(Entries from a dataset)
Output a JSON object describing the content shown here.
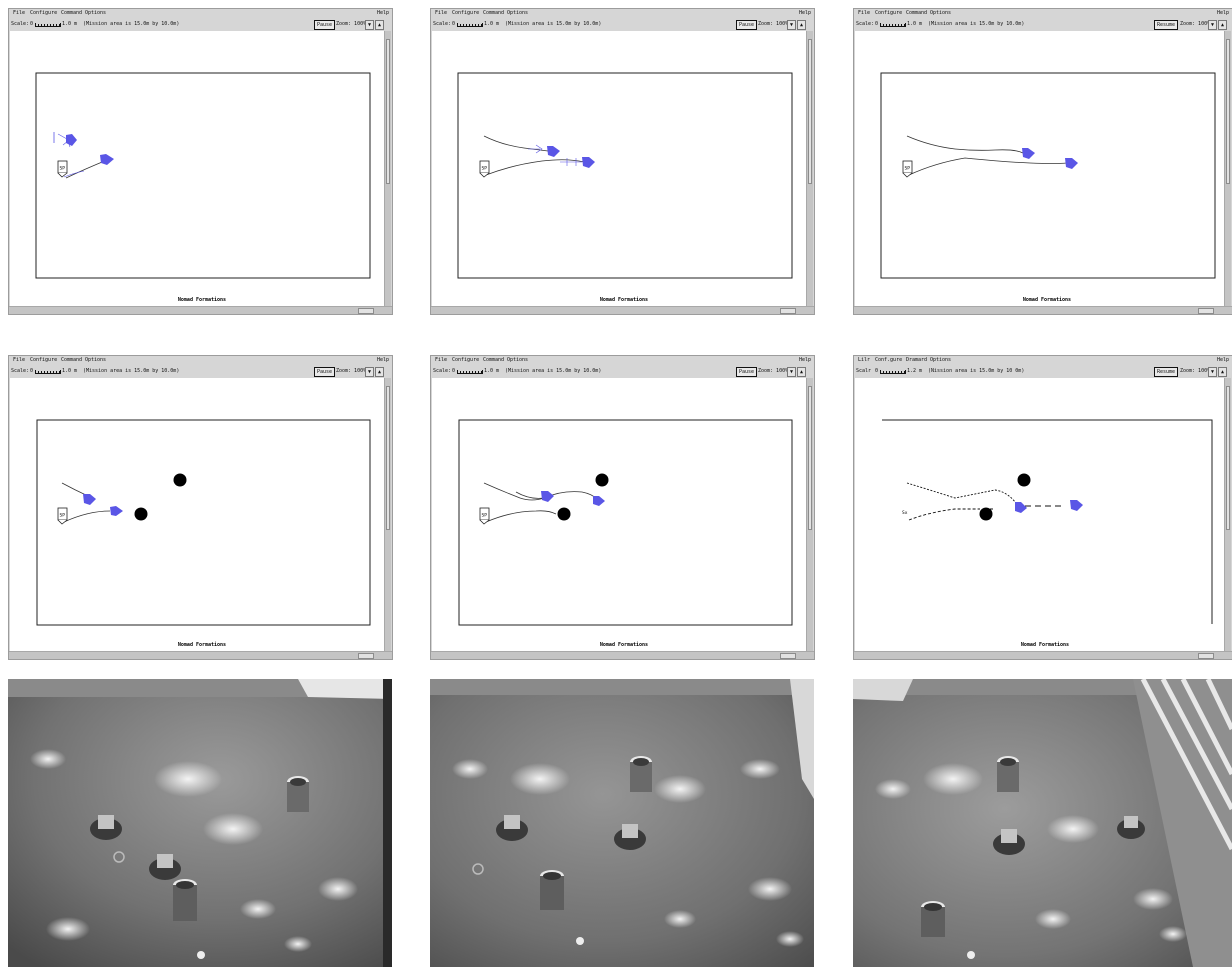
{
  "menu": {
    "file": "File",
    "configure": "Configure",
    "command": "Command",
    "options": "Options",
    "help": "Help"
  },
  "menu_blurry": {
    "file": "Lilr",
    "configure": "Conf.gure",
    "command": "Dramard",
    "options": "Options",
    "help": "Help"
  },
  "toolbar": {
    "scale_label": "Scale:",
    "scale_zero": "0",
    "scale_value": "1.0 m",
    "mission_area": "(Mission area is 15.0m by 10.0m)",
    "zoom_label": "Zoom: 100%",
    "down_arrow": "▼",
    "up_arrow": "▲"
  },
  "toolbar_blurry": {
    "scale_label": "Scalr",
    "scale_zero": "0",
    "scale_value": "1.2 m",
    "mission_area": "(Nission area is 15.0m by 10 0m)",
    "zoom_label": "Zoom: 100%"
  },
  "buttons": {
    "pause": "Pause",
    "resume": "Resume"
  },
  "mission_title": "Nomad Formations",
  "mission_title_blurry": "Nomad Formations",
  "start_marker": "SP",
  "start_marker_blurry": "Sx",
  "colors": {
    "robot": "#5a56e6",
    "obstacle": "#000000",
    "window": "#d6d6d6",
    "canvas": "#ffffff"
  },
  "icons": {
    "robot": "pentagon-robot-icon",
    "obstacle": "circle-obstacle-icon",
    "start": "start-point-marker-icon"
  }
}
---
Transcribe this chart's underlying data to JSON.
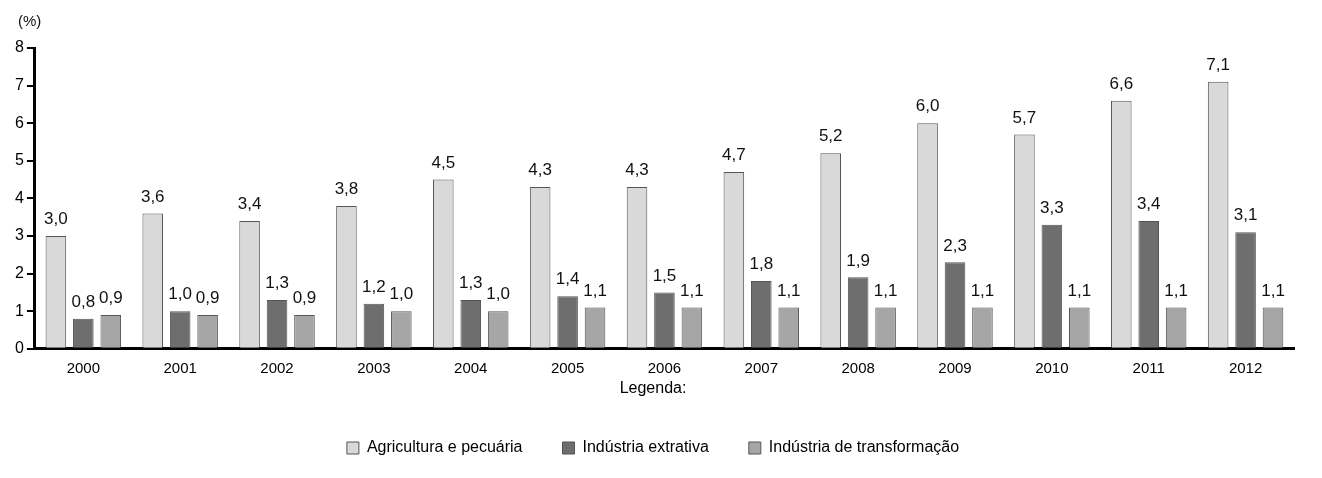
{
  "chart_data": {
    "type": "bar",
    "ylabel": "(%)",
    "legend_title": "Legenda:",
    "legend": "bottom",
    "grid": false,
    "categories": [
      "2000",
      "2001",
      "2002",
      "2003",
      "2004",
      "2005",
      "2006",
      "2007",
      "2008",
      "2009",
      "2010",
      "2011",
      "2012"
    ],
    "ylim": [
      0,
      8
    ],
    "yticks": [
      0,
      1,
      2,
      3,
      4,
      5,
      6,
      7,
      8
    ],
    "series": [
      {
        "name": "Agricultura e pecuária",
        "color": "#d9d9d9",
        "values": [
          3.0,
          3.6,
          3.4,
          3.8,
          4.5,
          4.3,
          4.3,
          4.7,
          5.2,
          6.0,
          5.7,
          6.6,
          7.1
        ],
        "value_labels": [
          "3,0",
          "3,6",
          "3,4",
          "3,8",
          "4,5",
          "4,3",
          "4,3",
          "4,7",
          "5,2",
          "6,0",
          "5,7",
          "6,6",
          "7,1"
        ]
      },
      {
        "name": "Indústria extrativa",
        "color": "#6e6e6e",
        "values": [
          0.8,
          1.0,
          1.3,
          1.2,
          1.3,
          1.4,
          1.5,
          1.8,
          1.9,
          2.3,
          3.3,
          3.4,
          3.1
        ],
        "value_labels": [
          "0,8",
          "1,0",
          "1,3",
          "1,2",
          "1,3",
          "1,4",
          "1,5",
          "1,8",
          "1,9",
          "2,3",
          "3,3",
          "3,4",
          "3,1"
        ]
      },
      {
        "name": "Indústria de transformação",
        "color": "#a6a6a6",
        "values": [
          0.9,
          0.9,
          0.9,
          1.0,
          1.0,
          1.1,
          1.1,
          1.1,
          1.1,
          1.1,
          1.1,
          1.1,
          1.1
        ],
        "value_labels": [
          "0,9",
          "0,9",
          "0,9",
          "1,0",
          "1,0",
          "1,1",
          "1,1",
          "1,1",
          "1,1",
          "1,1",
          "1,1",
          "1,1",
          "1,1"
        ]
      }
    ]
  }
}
--
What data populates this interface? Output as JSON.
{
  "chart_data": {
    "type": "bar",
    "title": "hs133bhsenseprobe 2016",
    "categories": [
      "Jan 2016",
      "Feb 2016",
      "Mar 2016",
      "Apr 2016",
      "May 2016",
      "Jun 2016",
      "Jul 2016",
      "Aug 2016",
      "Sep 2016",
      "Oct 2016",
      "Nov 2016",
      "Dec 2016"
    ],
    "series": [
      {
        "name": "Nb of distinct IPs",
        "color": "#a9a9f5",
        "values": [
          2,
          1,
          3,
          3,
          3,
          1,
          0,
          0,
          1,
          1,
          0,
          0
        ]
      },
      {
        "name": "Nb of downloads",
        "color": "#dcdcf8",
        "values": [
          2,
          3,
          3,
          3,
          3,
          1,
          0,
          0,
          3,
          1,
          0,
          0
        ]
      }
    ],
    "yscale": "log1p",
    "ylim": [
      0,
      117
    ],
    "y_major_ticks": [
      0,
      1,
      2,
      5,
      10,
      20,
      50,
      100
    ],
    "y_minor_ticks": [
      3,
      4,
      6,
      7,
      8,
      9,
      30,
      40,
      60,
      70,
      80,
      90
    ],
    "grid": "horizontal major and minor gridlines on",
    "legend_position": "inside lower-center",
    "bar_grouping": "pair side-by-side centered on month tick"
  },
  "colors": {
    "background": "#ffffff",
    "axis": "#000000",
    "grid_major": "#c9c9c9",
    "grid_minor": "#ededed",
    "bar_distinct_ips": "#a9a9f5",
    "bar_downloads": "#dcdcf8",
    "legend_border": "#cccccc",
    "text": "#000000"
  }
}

**Given exercise:**
Select and copy every line of the listing with the word "JSON".

**Exercise result:**
Output a JSON object describing the content shown here.
Transcribe this chart's underlying data to JSON.
What data populates this interface? Output as JSON.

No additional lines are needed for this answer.